┏━━

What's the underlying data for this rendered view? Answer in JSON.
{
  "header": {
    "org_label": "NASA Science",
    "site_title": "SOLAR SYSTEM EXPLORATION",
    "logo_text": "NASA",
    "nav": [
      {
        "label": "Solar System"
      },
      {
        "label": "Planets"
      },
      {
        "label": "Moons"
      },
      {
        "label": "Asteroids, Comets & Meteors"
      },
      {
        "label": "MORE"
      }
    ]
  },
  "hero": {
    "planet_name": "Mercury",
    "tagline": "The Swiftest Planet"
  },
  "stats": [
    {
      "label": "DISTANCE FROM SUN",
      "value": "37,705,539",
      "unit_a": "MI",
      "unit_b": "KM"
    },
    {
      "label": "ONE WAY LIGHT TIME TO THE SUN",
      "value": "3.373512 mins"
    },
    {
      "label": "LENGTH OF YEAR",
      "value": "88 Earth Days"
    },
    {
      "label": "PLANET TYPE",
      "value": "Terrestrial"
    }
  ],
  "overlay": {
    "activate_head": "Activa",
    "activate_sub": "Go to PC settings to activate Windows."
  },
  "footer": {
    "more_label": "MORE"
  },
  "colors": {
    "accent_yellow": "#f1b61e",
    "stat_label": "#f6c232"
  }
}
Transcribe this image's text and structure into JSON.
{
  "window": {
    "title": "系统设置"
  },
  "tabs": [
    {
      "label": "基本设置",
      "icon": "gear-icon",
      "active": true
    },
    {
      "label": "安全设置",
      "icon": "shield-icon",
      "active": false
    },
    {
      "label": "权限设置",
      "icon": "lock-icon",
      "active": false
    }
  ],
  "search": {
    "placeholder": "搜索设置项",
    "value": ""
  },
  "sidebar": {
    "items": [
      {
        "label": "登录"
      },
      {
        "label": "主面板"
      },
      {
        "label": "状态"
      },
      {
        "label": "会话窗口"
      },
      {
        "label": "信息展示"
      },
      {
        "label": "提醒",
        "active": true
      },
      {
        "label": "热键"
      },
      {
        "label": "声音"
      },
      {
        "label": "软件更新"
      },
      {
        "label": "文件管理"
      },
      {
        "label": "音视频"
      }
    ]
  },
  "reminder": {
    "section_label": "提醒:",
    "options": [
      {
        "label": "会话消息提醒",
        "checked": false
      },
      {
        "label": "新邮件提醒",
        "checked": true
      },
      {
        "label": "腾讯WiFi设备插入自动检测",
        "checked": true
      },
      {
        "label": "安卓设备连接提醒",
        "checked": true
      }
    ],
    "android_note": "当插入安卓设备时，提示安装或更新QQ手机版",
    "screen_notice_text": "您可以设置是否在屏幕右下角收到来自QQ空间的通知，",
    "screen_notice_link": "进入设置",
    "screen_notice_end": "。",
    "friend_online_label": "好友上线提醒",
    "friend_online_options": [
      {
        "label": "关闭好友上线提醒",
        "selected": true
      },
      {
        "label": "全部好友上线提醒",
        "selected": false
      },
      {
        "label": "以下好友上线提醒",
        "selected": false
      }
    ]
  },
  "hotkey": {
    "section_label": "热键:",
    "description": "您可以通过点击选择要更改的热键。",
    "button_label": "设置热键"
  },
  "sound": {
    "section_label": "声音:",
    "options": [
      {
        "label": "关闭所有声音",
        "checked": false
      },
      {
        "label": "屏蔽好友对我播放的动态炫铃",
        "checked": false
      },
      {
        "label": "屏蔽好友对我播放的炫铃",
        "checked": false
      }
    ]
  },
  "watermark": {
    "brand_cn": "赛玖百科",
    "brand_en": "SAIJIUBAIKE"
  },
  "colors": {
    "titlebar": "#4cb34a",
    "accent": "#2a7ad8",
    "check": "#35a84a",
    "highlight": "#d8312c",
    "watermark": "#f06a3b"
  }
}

┗━━

Set exercise: Work out how many lines above have the string "value" in them, and give only the number.

Full output: 5